■ Exercise task
Show all lines holding the string "type".
>>>
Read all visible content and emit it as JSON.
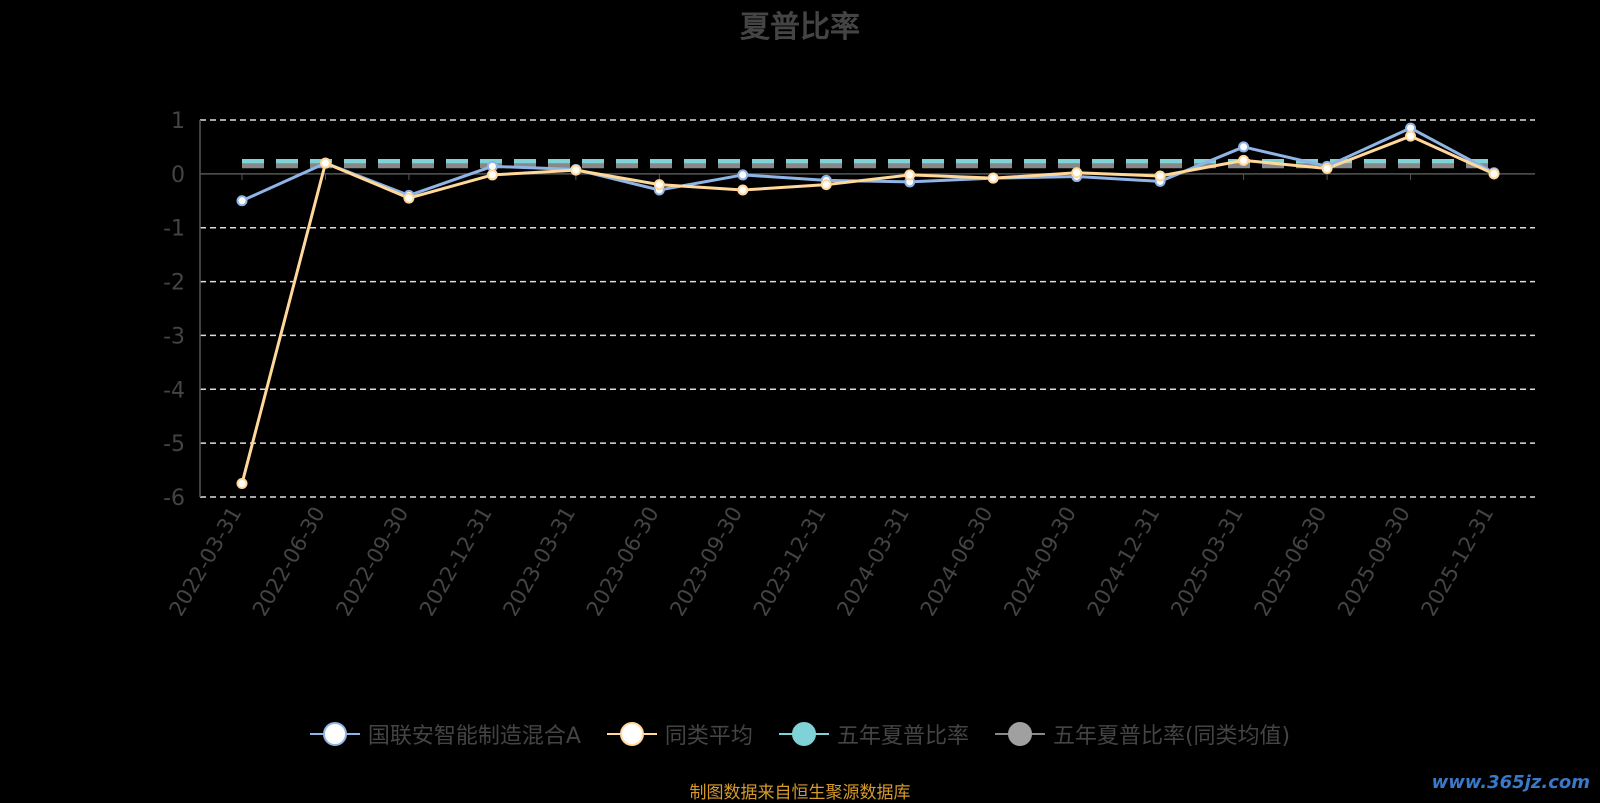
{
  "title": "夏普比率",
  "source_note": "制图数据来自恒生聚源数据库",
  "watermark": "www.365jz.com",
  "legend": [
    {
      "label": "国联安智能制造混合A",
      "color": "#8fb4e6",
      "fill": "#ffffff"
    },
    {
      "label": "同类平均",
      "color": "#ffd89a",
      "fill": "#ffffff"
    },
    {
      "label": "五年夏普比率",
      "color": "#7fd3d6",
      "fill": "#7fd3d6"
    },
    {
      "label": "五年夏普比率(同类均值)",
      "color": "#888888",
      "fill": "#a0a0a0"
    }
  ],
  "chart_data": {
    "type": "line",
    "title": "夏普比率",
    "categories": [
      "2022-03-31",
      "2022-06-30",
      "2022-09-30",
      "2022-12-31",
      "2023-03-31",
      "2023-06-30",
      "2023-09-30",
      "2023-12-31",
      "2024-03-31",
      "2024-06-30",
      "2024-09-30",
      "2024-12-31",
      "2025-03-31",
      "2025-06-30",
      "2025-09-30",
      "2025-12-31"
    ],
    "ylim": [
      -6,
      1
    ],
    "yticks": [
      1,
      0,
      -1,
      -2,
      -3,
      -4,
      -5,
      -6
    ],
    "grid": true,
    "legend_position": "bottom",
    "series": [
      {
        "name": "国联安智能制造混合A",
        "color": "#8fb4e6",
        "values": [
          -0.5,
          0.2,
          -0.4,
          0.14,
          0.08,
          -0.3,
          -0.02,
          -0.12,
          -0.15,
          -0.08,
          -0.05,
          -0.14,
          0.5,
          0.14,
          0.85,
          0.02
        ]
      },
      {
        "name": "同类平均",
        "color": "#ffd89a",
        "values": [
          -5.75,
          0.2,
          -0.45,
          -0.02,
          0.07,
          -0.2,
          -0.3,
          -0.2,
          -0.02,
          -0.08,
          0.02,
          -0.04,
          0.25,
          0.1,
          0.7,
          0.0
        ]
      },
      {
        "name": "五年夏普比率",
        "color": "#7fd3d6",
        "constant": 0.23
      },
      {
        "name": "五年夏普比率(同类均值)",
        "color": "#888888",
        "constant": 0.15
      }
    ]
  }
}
<<<
>>>
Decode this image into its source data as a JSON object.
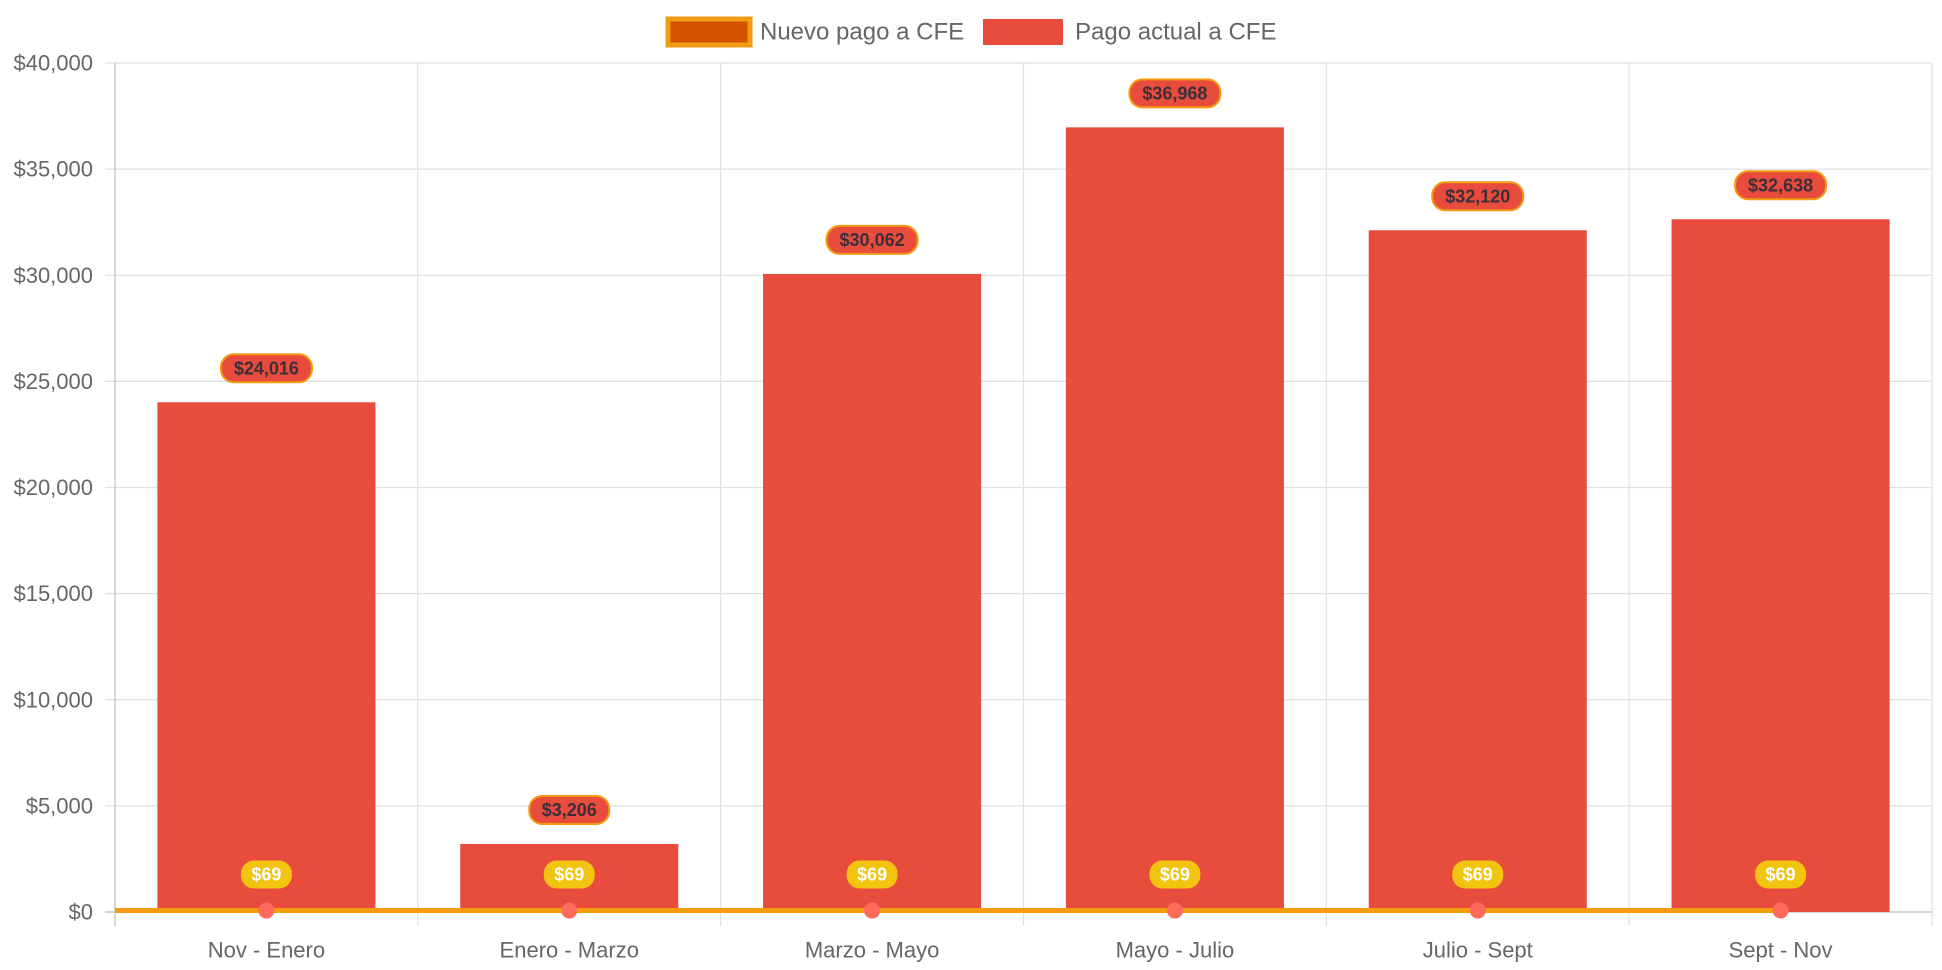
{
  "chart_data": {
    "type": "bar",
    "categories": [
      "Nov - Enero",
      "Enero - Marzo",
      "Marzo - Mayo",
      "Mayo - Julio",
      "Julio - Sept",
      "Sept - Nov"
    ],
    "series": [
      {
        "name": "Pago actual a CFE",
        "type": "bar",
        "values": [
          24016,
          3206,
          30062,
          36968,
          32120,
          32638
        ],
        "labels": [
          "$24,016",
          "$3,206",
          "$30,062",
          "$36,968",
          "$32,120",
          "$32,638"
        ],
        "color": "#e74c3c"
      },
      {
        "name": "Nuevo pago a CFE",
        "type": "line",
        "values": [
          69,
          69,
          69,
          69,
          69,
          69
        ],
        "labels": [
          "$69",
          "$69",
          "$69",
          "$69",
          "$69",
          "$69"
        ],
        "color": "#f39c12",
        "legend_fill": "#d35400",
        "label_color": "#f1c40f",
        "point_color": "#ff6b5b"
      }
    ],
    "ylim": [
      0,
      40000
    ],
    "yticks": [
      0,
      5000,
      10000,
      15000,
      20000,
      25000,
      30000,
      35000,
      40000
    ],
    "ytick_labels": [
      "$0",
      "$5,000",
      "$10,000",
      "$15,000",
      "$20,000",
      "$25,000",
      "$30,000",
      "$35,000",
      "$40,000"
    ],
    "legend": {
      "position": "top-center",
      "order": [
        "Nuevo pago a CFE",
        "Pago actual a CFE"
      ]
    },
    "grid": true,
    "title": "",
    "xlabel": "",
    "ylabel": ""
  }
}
<<<
■ Answer in full
    "type": "line",
    "type": "bar",
        "type": "bar",
        "type": "line",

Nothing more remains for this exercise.